— Begin PROVIDED INFORMATION —

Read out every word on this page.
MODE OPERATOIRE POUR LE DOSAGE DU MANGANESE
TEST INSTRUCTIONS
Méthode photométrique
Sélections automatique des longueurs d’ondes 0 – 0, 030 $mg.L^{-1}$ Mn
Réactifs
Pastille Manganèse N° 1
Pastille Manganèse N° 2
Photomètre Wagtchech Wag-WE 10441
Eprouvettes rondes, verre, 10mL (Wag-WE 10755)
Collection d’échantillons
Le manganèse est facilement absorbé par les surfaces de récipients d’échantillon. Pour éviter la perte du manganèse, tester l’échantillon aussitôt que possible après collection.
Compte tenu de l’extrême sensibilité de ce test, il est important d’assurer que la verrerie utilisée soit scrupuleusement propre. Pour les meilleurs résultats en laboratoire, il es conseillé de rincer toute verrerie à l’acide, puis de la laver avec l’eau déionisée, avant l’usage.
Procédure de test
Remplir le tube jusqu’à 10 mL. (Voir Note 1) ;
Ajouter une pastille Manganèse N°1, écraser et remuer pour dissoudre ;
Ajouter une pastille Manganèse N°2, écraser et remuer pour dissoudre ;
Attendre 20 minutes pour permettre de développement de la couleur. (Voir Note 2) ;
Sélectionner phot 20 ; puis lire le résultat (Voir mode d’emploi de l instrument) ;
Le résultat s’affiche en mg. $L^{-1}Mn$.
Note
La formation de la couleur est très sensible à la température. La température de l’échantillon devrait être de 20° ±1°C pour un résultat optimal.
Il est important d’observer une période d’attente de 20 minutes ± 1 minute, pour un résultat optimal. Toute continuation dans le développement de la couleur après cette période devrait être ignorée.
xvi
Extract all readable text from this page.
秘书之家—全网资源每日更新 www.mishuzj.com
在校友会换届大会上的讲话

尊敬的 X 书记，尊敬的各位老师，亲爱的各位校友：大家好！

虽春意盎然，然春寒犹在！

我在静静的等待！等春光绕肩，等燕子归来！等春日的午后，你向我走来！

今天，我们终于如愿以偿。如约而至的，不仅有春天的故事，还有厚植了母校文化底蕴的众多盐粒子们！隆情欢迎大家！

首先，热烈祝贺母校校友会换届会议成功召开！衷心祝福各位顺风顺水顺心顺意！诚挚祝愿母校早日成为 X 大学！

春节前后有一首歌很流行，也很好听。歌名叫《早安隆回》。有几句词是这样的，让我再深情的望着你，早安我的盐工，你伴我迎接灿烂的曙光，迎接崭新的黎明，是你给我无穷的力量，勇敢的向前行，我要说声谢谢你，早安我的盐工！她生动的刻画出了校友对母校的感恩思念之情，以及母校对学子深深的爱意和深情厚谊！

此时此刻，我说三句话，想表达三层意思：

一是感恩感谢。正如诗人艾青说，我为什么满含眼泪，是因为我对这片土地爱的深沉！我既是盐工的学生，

— End PROVIDED INFORMATION —

#### WRITTEN EXERCISE
Produce a verbatim transcription of the entries above.

#### OUTPUT OF THE EXERCISE
Read out every word on this page.
MODE OPERATOIRE POUR LE DOSAGE DU MANGANESE
TEST INSTRUCTIONS
Méthode photométrique
Sélections automatique des longueurs d’ondes 0 – 0, 030 $mg.L^{-1}$ Mn
Réactifs
Pastille Manganèse N° 1
Pastille Manganèse N° 2
Photomètre Wagtchech Wag-WE 10441
Eprouvettes rondes, verre, 10mL (Wag-WE 10755)
Collection d’échantillons
Le manganèse est facilement absorbé par les surfaces de récipients d’échantillon. Pour éviter la perte du manganèse, tester l’échantillon aussitôt que possible après collection.
Compte tenu de l’extrême sensibilité de ce test, il est important d’assurer que la verrerie utilisée soit scrupuleusement propre. Pour les meilleurs résultats en laboratoire, il es conseillé de rincer toute verrerie à l’acide, puis de la laver avec l’eau déionisée, avant l’usage.
Procédure de test
Remplir le tube jusqu’à 10 mL. (Voir Note 1) ;
Ajouter une pastille Manganèse N°1, écraser et remuer pour dissoudre ;
Ajouter une pastille Manganèse N°2, écraser et remuer pour dissoudre ;
Attendre 20 minutes pour permettre de développement de la couleur. (Voir Note 2) ;
Sélectionner phot 20 ; puis lire le résultat (Voir mode d’emploi de l instrument) ;
Le résultat s’affiche en mg. $L^{-1}Mn$.
Note
La formation de la couleur est très sensible à la température. La température de l’échantillon devrait être de 20° ±1°C pour un résultat optimal.
Il est important d’observer une période d’attente de 20 minutes ± 1 minute, pour un résultat optimal. Toute continuation dans le développement de la couleur après cette période devrait être ignorée.
xvi
Extract all readable text from this page.
秘书之家—全网资源每日更新 www.mishuzj.com
在校友会换届大会上的讲话

尊敬的 X 书记，尊敬的各位老师，亲爱的各位校友：大家好！

虽春意盎然，然春寒犹在！

我在静静的等待！等春光绕肩，等燕子归来！等春日的午后，你向我走来！

今天，我们终于如愿以偿。如约而至的，不仅有春天的故事，还有厚植了母校文化底蕴的众多盐粒子们！隆情欢迎大家！

首先，热烈祝贺母校校友会换届会议成功召开！衷心祝福各位顺风顺水顺心顺意！诚挚祝愿母校早日成为 X 大学！

春节前后有一首歌很流行，也很好听。歌名叫《早安隆回》。有几句词是这样的，让我再深情的望着你，早安我的盐工，你伴我迎接灿烂的曙光，迎接崭新的黎明，是你给我无穷的力量，勇敢的向前行，我要说声谢谢你，早安我的盐工！她生动的刻画出了校友对母校的感恩思念之情，以及母校对学子深深的爱意和深情厚谊！

此时此刻，我说三句话，想表达三层意思：

一是感恩感谢。正如诗人艾青说，我为什么满含眼泪，是因为我对这片土地爱的深沉！我既是盐工的学生，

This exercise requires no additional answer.